Exercise instructions ▸
What follows is a listing to be transcribed exactly.
-- START OF Entries --
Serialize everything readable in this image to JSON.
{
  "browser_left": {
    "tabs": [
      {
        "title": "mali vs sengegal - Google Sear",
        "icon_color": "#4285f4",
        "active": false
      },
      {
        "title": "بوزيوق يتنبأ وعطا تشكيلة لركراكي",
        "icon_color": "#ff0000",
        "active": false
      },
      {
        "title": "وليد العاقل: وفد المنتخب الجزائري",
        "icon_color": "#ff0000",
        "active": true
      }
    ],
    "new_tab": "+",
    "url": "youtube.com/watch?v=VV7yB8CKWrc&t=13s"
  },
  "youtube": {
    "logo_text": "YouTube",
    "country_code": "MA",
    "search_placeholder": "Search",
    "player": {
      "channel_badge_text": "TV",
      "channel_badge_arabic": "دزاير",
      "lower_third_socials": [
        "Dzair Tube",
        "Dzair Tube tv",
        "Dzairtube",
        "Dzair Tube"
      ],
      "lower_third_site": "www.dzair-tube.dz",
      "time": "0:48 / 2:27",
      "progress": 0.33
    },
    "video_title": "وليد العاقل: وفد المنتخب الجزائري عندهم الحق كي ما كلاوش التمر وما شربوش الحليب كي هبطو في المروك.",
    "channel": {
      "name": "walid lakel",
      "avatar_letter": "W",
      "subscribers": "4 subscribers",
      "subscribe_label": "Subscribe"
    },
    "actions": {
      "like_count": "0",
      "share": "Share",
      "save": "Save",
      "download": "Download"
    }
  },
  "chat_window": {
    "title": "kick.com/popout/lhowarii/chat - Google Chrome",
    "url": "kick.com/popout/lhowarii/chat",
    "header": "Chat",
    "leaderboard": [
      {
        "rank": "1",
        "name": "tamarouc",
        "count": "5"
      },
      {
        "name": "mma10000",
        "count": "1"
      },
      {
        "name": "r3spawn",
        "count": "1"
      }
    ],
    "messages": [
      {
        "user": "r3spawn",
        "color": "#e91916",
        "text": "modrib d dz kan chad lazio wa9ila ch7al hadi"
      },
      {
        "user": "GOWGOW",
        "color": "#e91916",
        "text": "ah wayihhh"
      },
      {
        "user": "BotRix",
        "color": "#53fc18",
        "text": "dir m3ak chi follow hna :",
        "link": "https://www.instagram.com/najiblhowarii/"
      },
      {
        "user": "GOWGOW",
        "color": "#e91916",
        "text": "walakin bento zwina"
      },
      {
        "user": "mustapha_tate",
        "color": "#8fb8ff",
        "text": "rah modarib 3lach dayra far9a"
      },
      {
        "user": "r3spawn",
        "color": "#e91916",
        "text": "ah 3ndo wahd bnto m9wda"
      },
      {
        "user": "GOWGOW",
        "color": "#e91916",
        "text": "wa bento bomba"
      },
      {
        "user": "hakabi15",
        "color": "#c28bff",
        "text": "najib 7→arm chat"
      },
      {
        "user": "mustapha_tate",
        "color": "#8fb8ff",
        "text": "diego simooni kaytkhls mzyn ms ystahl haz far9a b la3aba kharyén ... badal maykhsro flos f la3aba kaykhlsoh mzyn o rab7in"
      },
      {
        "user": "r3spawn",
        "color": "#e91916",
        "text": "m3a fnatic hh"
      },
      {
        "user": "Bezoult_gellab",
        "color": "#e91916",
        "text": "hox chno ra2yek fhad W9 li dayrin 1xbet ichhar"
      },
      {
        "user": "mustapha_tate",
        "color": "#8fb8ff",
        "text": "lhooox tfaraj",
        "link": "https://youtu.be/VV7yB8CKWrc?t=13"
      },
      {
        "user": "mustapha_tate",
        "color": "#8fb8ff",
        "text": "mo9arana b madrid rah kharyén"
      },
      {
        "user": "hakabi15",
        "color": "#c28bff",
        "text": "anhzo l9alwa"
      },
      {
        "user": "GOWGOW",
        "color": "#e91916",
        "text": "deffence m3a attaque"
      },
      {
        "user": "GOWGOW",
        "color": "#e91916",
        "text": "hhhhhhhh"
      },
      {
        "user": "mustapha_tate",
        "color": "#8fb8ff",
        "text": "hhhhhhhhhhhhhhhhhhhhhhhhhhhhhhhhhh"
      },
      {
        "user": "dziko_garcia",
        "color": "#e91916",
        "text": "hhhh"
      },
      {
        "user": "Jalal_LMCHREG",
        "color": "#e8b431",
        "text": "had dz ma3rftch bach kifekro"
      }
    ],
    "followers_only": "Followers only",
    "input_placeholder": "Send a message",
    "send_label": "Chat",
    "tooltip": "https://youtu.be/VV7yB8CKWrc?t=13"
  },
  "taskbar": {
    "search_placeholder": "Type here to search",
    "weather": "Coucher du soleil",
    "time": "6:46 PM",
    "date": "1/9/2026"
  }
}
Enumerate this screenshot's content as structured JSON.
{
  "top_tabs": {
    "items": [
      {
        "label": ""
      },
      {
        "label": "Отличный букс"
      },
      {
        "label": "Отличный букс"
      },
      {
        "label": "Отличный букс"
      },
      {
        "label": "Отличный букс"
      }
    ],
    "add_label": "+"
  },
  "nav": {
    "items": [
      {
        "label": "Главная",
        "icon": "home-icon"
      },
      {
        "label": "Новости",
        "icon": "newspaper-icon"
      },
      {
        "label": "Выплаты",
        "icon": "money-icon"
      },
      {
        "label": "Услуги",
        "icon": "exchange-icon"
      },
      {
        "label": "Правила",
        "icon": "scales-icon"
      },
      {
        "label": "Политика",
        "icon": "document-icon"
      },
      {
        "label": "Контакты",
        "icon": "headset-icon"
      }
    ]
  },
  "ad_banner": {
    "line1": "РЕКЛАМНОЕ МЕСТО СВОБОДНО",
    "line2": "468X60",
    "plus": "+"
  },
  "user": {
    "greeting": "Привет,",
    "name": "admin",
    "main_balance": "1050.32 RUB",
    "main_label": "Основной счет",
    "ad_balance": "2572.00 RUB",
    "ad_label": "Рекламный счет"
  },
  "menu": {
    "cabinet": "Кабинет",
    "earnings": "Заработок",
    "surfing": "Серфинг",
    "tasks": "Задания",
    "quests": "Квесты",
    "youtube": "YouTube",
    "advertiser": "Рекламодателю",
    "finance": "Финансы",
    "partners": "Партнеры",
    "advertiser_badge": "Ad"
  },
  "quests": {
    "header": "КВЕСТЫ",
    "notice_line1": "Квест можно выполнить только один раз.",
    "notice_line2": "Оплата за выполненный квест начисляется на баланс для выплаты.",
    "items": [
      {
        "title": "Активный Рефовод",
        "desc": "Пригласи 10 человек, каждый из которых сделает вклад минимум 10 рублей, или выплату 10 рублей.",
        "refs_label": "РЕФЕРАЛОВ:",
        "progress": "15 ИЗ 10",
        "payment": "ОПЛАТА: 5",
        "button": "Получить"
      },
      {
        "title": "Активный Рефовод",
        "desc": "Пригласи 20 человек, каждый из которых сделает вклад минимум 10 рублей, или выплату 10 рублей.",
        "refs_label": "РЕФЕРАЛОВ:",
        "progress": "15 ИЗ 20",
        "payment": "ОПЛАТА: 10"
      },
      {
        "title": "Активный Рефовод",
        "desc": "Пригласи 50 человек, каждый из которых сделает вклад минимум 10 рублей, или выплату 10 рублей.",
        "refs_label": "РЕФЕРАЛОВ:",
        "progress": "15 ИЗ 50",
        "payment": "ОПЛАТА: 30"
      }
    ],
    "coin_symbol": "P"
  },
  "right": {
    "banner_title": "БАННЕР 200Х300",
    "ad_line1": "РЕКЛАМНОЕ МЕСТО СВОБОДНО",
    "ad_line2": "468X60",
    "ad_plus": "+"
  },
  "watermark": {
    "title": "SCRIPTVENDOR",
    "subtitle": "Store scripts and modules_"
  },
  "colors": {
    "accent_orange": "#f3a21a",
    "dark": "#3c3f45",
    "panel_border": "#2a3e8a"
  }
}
-- END OF Entries --
Written response ▸
Serialize everything readable in this image to JSON.
{
  "browser_left": {
    "tabs": [
      {
        "title": "mali vs sengegal - Google Sear",
        "icon_color": "#4285f4",
        "active": false
      },
      {
        "title": "بوزيوق يتنبأ وعطا تشكيلة لركراكي",
        "icon_color": "#ff0000",
        "active": false
      },
      {
        "title": "وليد العاقل: وفد المنتخب الجزائري",
        "icon_color": "#ff0000",
        "active": true
      }
    ],
    "new_tab": "+",
    "url": "youtube.com/watch?v=VV7yB8CKWrc&t=13s"
  },
  "youtube": {
    "logo_text": "YouTube",
    "country_code": "MA",
    "search_placeholder": "Search",
    "player": {
      "channel_badge_text": "TV",
      "channel_badge_arabic": "دزاير",
      "lower_third_socials": [
        "Dzair Tube",
        "Dzair Tube tv",
        "Dzairtube",
        "Dzair Tube"
      ],
      "lower_third_site": "www.dzair-tube.dz",
      "time": "0:48 / 2:27",
      "progress": 0.33
    },
    "video_title": "وليد العاقل: وفد المنتخب الجزائري عندهم الحق كي ما كلاوش التمر وما شربوش الحليب كي هبطو في المروك.",
    "channel": {
      "name": "walid lakel",
      "avatar_letter": "W",
      "subscribers": "4 subscribers",
      "subscribe_label": "Subscribe"
    },
    "actions": {
      "like_count": "0",
      "share": "Share",
      "save": "Save",
      "download": "Download"
    }
  },
  "chat_window": {
    "title": "kick.com/popout/lhowarii/chat - Google Chrome",
    "url": "kick.com/popout/lhowarii/chat",
    "header": "Chat",
    "leaderboard": [
      {
        "rank": "1",
        "name": "tamarouc",
        "count": "5"
      },
      {
        "name": "mma10000",
        "count": "1"
      },
      {
        "name": "r3spawn",
        "count": "1"
      }
    ],
    "messages": [
      {
        "user": "r3spawn",
        "color": "#e91916",
        "text": "modrib d dz kan chad lazio wa9ila ch7al hadi"
      },
      {
        "user": "GOWGOW",
        "color": "#e91916",
        "text": "ah wayihhh"
      },
      {
        "user": "BotRix",
        "color": "#53fc18",
        "text": "dir m3ak chi follow hna :",
        "link": "https://www.instagram.com/najiblhowarii/"
      },
      {
        "user": "GOWGOW",
        "color": "#e91916",
        "text": "walakin bento zwina"
      },
      {
        "user": "mustapha_tate",
        "color": "#8fb8ff",
        "text": "rah modarib 3lach dayra far9a"
      },
      {
        "user": "r3spawn",
        "color": "#e91916",
        "text": "ah 3ndo wahd bnto m9wda"
      },
      {
        "user": "GOWGOW",
        "color": "#e91916",
        "text": "wa bento bomba"
      },
      {
        "user": "hakabi15",
        "color": "#c28bff",
        "text": "najib 7→arm chat"
      },
      {
        "user": "mustapha_tate",
        "color": "#8fb8ff",
        "text": "diego simooni kaytkhls mzyn ms ystahl haz far9a b la3aba kharyén ... badal maykhsro flos f la3aba kaykhlsoh mzyn o rab7in"
      },
      {
        "user": "r3spawn",
        "color": "#e91916",
        "text": "m3a fnatic hh"
      },
      {
        "user": "Bezoult_gellab",
        "color": "#e91916",
        "text": "hox chno ra2yek fhad W9 li dayrin 1xbet ichhar"
      },
      {
        "user": "mustapha_tate",
        "color": "#8fb8ff",
        "text": "lhooox tfaraj",
        "link": "https://youtu.be/VV7yB8CKWrc?t=13"
      },
      {
        "user": "mustapha_tate",
        "color": "#8fb8ff",
        "text": "mo9arana b madrid rah kharyén"
      },
      {
        "user": "hakabi15",
        "color": "#c28bff",
        "text": "anhzo l9alwa"
      },
      {
        "user": "GOWGOW",
        "color": "#e91916",
        "text": "deffence m3a attaque"
      },
      {
        "user": "GOWGOW",
        "color": "#e91916",
        "text": "hhhhhhhh"
      },
      {
        "user": "mustapha_tate",
        "color": "#8fb8ff",
        "text": "hhhhhhhhhhhhhhhhhhhhhhhhhhhhhhhhhh"
      },
      {
        "user": "dziko_garcia",
        "color": "#e91916",
        "text": "hhhh"
      },
      {
        "user": "Jalal_LMCHREG",
        "color": "#e8b431",
        "text": "had dz ma3rftch bach kifekro"
      }
    ],
    "followers_only": "Followers only",
    "input_placeholder": "Send a message",
    "send_label": "Chat",
    "tooltip": "https://youtu.be/VV7yB8CKWrc?t=13"
  },
  "taskbar": {
    "search_placeholder": "Type here to search",
    "weather": "Coucher du soleil",
    "time": "6:46 PM",
    "date": "1/9/2026"
  }
}
Enumerate this screenshot's content as structured JSON.
{
  "top_tabs": {
    "items": [
      {
        "label": ""
      },
      {
        "label": "Отличный букс"
      },
      {
        "label": "Отличный букс"
      },
      {
        "label": "Отличный букс"
      },
      {
        "label": "Отличный букс"
      }
    ],
    "add_label": "+"
  },
  "nav": {
    "items": [
      {
        "label": "Главная",
        "icon": "home-icon"
      },
      {
        "label": "Новости",
        "icon": "newspaper-icon"
      },
      {
        "label": "Выплаты",
        "icon": "money-icon"
      },
      {
        "label": "Услуги",
        "icon": "exchange-icon"
      },
      {
        "label": "Правила",
        "icon": "scales-icon"
      },
      {
        "label": "Политика",
        "icon": "document-icon"
      },
      {
        "label": "Контакты",
        "icon": "headset-icon"
      }
    ]
  },
  "ad_banner": {
    "line1": "РЕКЛАМНОЕ МЕСТО СВОБОДНО",
    "line2": "468X60",
    "plus": "+"
  },
  "user": {
    "greeting": "Привет,",
    "name": "admin",
    "main_balance": "1050.32 RUB",
    "main_label": "Основной счет",
    "ad_balance": "2572.00 RUB",
    "ad_label": "Рекламный счет"
  },
  "menu": {
    "cabinet": "Кабинет",
    "earnings": "Заработок",
    "surfing": "Серфинг",
    "tasks": "Задания",
    "quests": "Квесты",
    "youtube": "YouTube",
    "advertiser": "Рекламодателю",
    "finance": "Финансы",
    "partners": "Партнеры",
    "advertiser_badge": "Ad"
  },
  "quests": {
    "header": "КВЕСТЫ",
    "notice_line1": "Квест можно выполнить только один раз.",
    "notice_line2": "Оплата за выполненный квест начисляется на баланс для выплаты.",
    "items": [
      {
        "title": "Активный Рефовод",
        "desc": "Пригласи 10 человек, каждый из которых сделает вклад минимум 10 рублей, или выплату 10 рублей.",
        "refs_label": "РЕФЕРАЛОВ:",
        "progress": "15 ИЗ 10",
        "payment": "ОПЛАТА: 5",
        "button": "Получить"
      },
      {
        "title": "Активный Рефовод",
        "desc": "Пригласи 20 человек, каждый из которых сделает вклад минимум 10 рублей, или выплату 10 рублей.",
        "refs_label": "РЕФЕРАЛОВ:",
        "progress": "15 ИЗ 20",
        "payment": "ОПЛАТА: 10"
      },
      {
        "title": "Активный Рефовод",
        "desc": "Пригласи 50 человек, каждый из которых сделает вклад минимум 10 рублей, или выплату 10 рублей.",
        "refs_label": "РЕФЕРАЛОВ:",
        "progress": "15 ИЗ 50",
        "payment": "ОПЛАТА: 30"
      }
    ],
    "coin_symbol": "P"
  },
  "right": {
    "banner_title": "БАННЕР 200Х300",
    "ad_line1": "РЕКЛАМНОЕ МЕСТО СВОБОДНО",
    "ad_line2": "468X60",
    "ad_plus": "+"
  },
  "watermark": {
    "title": "SCRIPTVENDOR",
    "subtitle": "Store scripts and modules_"
  },
  "colors": {
    "accent_orange": "#f3a21a",
    "dark": "#3c3f45",
    "panel_border": "#2a3e8a"
  }
}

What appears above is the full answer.